Given problem - Extract the lines that hold the string "name".

-- start Records provided --

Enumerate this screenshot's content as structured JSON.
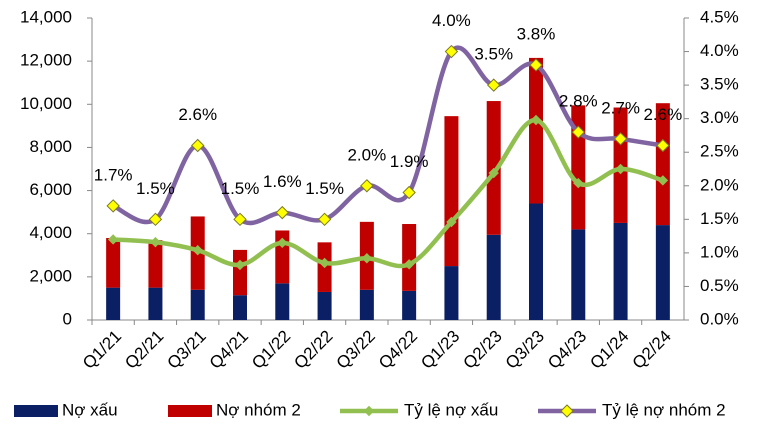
{
  "chart_data": {
    "type": "bar",
    "stacked": true,
    "categories": [
      "Q1/21",
      "Q2/21",
      "Q3/21",
      "Q4/21",
      "Q1/22",
      "Q2/22",
      "Q3/22",
      "Q4/22",
      "Q1/23",
      "Q2/23",
      "Q3/23",
      "Q4/23",
      "Q1/24",
      "Q2/24"
    ],
    "series": [
      {
        "name": "Nợ xấu",
        "color": "#0b1f65",
        "type": "bar",
        "values": [
          1500,
          1500,
          1400,
          1150,
          1700,
          1300,
          1400,
          1350,
          2500,
          3950,
          5400,
          4200,
          4500,
          4400
        ]
      },
      {
        "name": "Nợ nhóm 2",
        "color": "#c00000",
        "type": "bar",
        "values": [
          2300,
          2200,
          3400,
          2100,
          2450,
          2300,
          3150,
          3100,
          6950,
          6200,
          6750,
          5750,
          5350,
          5650
        ]
      },
      {
        "name": "Tỷ lệ nợ xấu",
        "color": "#92c050",
        "type": "line",
        "axis": "y2",
        "values": [
          1.2,
          1.16,
          1.04,
          0.82,
          1.15,
          0.85,
          0.92,
          0.83,
          1.46,
          2.19,
          2.98,
          2.04,
          2.25,
          2.08
        ]
      },
      {
        "name": "Tỷ lệ nợ nhóm 2",
        "color": "#8064a2",
        "type": "line",
        "axis": "y2",
        "values": [
          1.7,
          1.5,
          2.6,
          1.5,
          1.6,
          1.5,
          2.0,
          1.9,
          4.0,
          3.5,
          3.8,
          2.8,
          2.7,
          2.6
        ],
        "value_labels": [
          "1.7%",
          "1.5%",
          "2.6%",
          "1.5%",
          "1.6%",
          "1.5%",
          "2.0%",
          "1.9%",
          "4.0%",
          "3.5%",
          "3.8%",
          "2.8%",
          "2.7%",
          "2.6%"
        ]
      }
    ],
    "ylim": [
      0,
      14000
    ],
    "yticks": [
      0,
      {
        "value": 2000,
        "label": "2,000"
      },
      {
        "value": 4000,
        "label": "4,000"
      },
      {
        "value": 6000,
        "label": "6,000"
      },
      {
        "value": 8000,
        "label": "8,000"
      },
      {
        "value": 10000,
        "label": "10,000"
      },
      {
        "value": 12000,
        "label": "12,000"
      },
      {
        "value": 14000,
        "label": "14,000"
      }
    ],
    "y2lim": [
      0,
      4.5
    ],
    "y2ticks": [
      {
        "value": 0,
        "label": "0.0%"
      },
      {
        "value": 0.5,
        "label": "0.5%"
      },
      {
        "value": 1,
        "label": "1.0%"
      },
      {
        "value": 1.5,
        "label": "1.5%"
      },
      {
        "value": 2,
        "label": "2.0%"
      },
      {
        "value": 2.5,
        "label": "2.5%"
      },
      {
        "value": 3,
        "label": "3.0%"
      },
      {
        "value": 3.5,
        "label": "3.5%"
      },
      {
        "value": 4,
        "label": "4.0%"
      },
      {
        "value": 4.5,
        "label": "4.5%"
      }
    ],
    "grid": false,
    "legend": "bottom"
  }
}
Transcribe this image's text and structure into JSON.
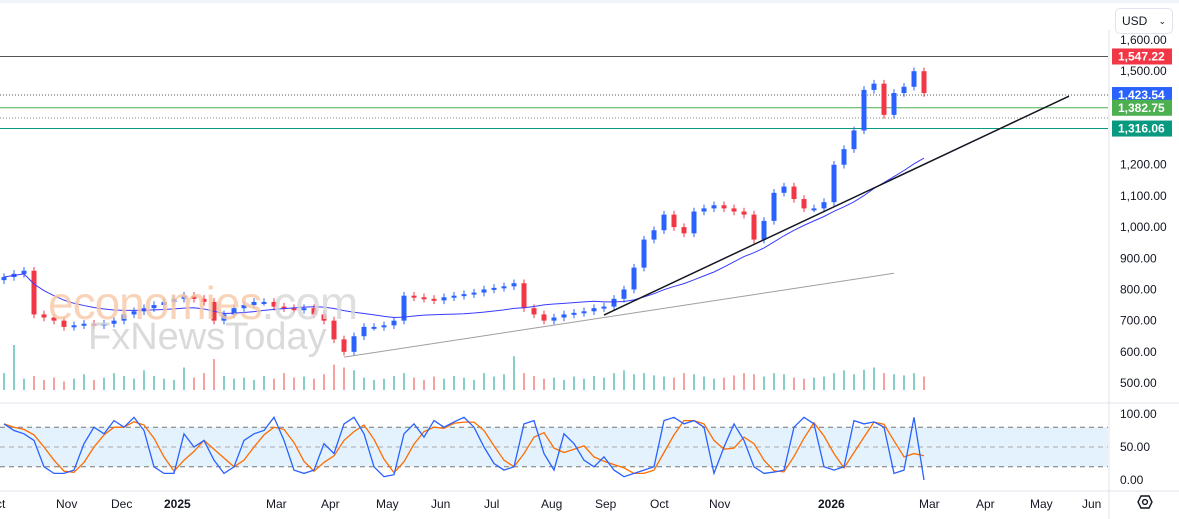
{
  "currency": {
    "selected": "USD"
  },
  "watermark": {
    "brand_main": "economies",
    "brand_suffix": ".com",
    "sub": "FxNewsToday"
  },
  "price_axis": {
    "ticks": [
      "1,600.00",
      "1,500.00",
      "1,200.00",
      "1,100.00",
      "1,000.00",
      "900.00",
      "800.00",
      "700.00",
      "600.00",
      "500.00"
    ],
    "tick_values": [
      1600,
      1500,
      1200,
      1100,
      1000,
      900,
      800,
      700,
      600,
      500
    ]
  },
  "price_tags": [
    {
      "label": "1,547.22",
      "value": 1547.22,
      "color": "#f23645",
      "line": "solid"
    },
    {
      "label": "1,423.54",
      "value": 1423.54,
      "color": "#2962ff",
      "line": "dotted"
    },
    {
      "label": "1,382.75",
      "value": 1382.75,
      "color": "#4caf50",
      "line": "solid"
    },
    {
      "label": "1,316.06",
      "value": 1316.06,
      "color": "#089981",
      "line": "solid"
    }
  ],
  "osc_axis": {
    "ticks": [
      "100.00",
      "50.00",
      "0.00"
    ],
    "tick_values": [
      100,
      50,
      0
    ]
  },
  "time_axis": [
    {
      "label": "ct",
      "i": 0
    },
    {
      "label": "Nov",
      "i": 6
    },
    {
      "label": "Dec",
      "i": 11.5
    },
    {
      "label": "2025",
      "i": 16.8,
      "bold": true
    },
    {
      "label": "Mar",
      "i": 27
    },
    {
      "label": "Apr",
      "i": 32.5
    },
    {
      "label": "May",
      "i": 38
    },
    {
      "label": "Jun",
      "i": 43.5
    },
    {
      "label": "Jul",
      "i": 48.8
    },
    {
      "label": "Aug",
      "i": 54.5
    },
    {
      "label": "Sep",
      "i": 59.9
    },
    {
      "label": "Oct",
      "i": 65.4
    },
    {
      "label": "Nov",
      "i": 71.3
    },
    {
      "label": "2026",
      "i": 82.2,
      "bold": true
    },
    {
      "label": "Mar",
      "i": 92.3
    },
    {
      "label": "Apr",
      "i": 98
    },
    {
      "label": "May",
      "i": 103.4
    },
    {
      "label": "Jun",
      "i": 108.6
    }
  ],
  "colors": {
    "up": "#2962ff",
    "down": "#f23645",
    "sma": "#3a3aff",
    "stoch_k": "#2962ff",
    "stoch_d": "#ff6d00",
    "band": "#e3f2fd"
  },
  "chart_data": {
    "type": "candlestick",
    "ylim": [
      500,
      1600
    ],
    "closes": [
      840,
      850,
      860,
      720,
      710,
      700,
      680,
      685,
      690,
      685,
      690,
      700,
      720,
      730,
      740,
      750,
      760,
      770,
      780,
      770,
      760,
      700,
      720,
      740,
      750,
      760,
      760,
      745,
      740,
      735,
      740,
      720,
      700,
      640,
      600,
      650,
      680,
      680,
      685,
      700,
      780,
      775,
      770,
      765,
      775,
      780,
      785,
      790,
      800,
      805,
      810,
      820,
      740,
      720,
      700,
      710,
      720,
      725,
      730,
      740,
      745,
      770,
      800,
      870,
      960,
      990,
      1040,
      1000,
      980,
      1050,
      1060,
      1070,
      1060,
      1050,
      1040,
      960,
      1020,
      1110,
      1130,
      1090,
      1060,
      1060,
      1080,
      1200,
      1250,
      1310,
      1440,
      1460,
      1360,
      1430,
      1450,
      1500,
      1430
    ],
    "volumes": [
      30,
      80,
      20,
      25,
      18,
      22,
      15,
      20,
      28,
      18,
      22,
      30,
      25,
      20,
      35,
      25,
      20,
      18,
      40,
      22,
      30,
      55,
      25,
      20,
      22,
      18,
      25,
      20,
      30,
      22,
      24,
      20,
      28,
      45,
      40,
      35,
      22,
      18,
      20,
      25,
      30,
      22,
      18,
      24,
      20,
      25,
      22,
      18,
      30,
      24,
      28,
      60,
      30,
      25,
      20,
      22,
      18,
      24,
      20,
      25,
      22,
      30,
      35,
      28,
      30,
      26,
      24,
      22,
      30,
      28,
      24,
      20,
      22,
      26,
      30,
      28,
      24,
      30,
      28,
      22,
      20,
      22,
      24,
      30,
      35,
      28,
      36,
      40,
      30,
      28,
      26,
      30,
      24
    ],
    "stoch_k": [
      85,
      75,
      70,
      60,
      20,
      10,
      10,
      15,
      55,
      80,
      70,
      90,
      80,
      95,
      75,
      20,
      10,
      10,
      70,
      50,
      60,
      30,
      10,
      20,
      60,
      70,
      75,
      95,
      60,
      15,
      10,
      15,
      55,
      40,
      85,
      95,
      70,
      20,
      5,
      8,
      70,
      85,
      65,
      90,
      80,
      88,
      95,
      80,
      50,
      25,
      15,
      20,
      85,
      90,
      40,
      15,
      70,
      55,
      30,
      20,
      35,
      15,
      5,
      10,
      15,
      20,
      90,
      95,
      85,
      90,
      80,
      10,
      50,
      85,
      60,
      20,
      10,
      12,
      15,
      80,
      95,
      85,
      20,
      15,
      20,
      90,
      85,
      88,
      80,
      10,
      15,
      95,
      0
    ],
    "sma_period": 20,
    "trendlines": [
      {
        "name": "support-trendline",
        "from": [
          60,
          718
        ],
        "to": [
          106.5,
          1420
        ],
        "color": "#131722"
      },
      {
        "name": "long-trendline",
        "from": [
          34,
          583
        ],
        "to": [
          89,
          852
        ],
        "color": "#9e9e9e"
      }
    ]
  }
}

-- end Records provided --

Answer below -
        "name": "Nợ xấu",
        "name": "Nợ nhóm 2",
        "name": "Tỷ lệ nợ xấu",
        "name": "Tỷ lệ nợ nhóm 2",
        "name": "support-trendline",
        "name": "long-trendline",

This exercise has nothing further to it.